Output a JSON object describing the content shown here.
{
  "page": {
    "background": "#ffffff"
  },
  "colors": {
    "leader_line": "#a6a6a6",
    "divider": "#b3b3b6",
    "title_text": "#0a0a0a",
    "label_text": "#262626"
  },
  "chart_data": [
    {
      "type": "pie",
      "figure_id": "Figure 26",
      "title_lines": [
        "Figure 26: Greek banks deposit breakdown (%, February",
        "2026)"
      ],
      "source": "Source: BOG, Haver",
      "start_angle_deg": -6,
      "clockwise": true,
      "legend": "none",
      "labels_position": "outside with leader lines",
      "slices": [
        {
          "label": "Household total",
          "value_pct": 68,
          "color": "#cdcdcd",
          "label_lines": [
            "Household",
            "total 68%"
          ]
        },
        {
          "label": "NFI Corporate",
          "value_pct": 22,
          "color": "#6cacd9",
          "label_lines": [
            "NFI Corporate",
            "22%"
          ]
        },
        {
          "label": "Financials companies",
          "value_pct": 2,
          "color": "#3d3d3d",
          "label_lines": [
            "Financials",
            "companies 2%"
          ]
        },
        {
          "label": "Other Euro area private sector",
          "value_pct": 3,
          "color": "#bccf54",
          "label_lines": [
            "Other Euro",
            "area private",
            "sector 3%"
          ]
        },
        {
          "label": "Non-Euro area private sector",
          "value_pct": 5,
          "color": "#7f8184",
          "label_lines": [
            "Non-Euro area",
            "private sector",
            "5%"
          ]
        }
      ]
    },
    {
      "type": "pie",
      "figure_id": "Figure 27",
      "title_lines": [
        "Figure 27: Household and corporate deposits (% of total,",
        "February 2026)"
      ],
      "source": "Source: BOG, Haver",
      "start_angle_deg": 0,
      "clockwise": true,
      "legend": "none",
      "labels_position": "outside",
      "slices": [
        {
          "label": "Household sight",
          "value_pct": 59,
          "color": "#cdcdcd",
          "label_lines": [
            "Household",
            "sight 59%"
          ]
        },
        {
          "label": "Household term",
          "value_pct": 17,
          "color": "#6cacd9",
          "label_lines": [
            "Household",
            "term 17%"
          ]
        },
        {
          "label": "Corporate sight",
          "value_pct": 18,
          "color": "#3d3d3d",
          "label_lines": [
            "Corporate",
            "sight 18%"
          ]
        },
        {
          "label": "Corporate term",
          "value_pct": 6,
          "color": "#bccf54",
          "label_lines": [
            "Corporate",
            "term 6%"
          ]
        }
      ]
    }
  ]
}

* * *

◆ Task statement
Write out all the entries exactly.

◆ Result of this task
Output a JSON object describing the content shown here.
{
  "page": {
    "background": "#ffffff"
  },
  "colors": {
    "leader_line": "#a6a6a6",
    "divider": "#b3b3b6",
    "title_text": "#0a0a0a",
    "label_text": "#262626"
  },
  "chart_data": [
    {
      "type": "pie",
      "figure_id": "Figure 26",
      "title_lines": [
        "Figure 26: Greek banks deposit breakdown (%, February",
        "2026)"
      ],
      "source": "Source: BOG, Haver",
      "start_angle_deg": -6,
      "clockwise": true,
      "legend": "none",
      "labels_position": "outside with leader lines",
      "slices": [
        {
          "label": "Household total",
          "value_pct": 68,
          "color": "#cdcdcd",
          "label_lines": [
            "Household",
            "total 68%"
          ]
        },
        {
          "label": "NFI Corporate",
          "value_pct": 22,
          "color": "#6cacd9",
          "label_lines": [
            "NFI Corporate",
            "22%"
          ]
        },
        {
          "label": "Financials companies",
          "value_pct": 2,
          "color": "#3d3d3d",
          "label_lines": [
            "Financials",
            "companies 2%"
          ]
        },
        {
          "label": "Other Euro area private sector",
          "value_pct": 3,
          "color": "#bccf54",
          "label_lines": [
            "Other Euro",
            "area private",
            "sector 3%"
          ]
        },
        {
          "label": "Non-Euro area private sector",
          "value_pct": 5,
          "color": "#7f8184",
          "label_lines": [
            "Non-Euro area",
            "private sector",
            "5%"
          ]
        }
      ]
    },
    {
      "type": "pie",
      "figure_id": "Figure 27",
      "title_lines": [
        "Figure 27: Household and corporate deposits (% of total,",
        "February 2026)"
      ],
      "source": "Source: BOG, Haver",
      "start_angle_deg": 0,
      "clockwise": true,
      "legend": "none",
      "labels_position": "outside",
      "slices": [
        {
          "label": "Household sight",
          "value_pct": 59,
          "color": "#cdcdcd",
          "label_lines": [
            "Household",
            "sight 59%"
          ]
        },
        {
          "label": "Household term",
          "value_pct": 17,
          "color": "#6cacd9",
          "label_lines": [
            "Household",
            "term 17%"
          ]
        },
        {
          "label": "Corporate sight",
          "value_pct": 18,
          "color": "#3d3d3d",
          "label_lines": [
            "Corporate",
            "sight 18%"
          ]
        },
        {
          "label": "Corporate term",
          "value_pct": 6,
          "color": "#bccf54",
          "label_lines": [
            "Corporate",
            "term 6%"
          ]
        }
      ]
    }
  ]
}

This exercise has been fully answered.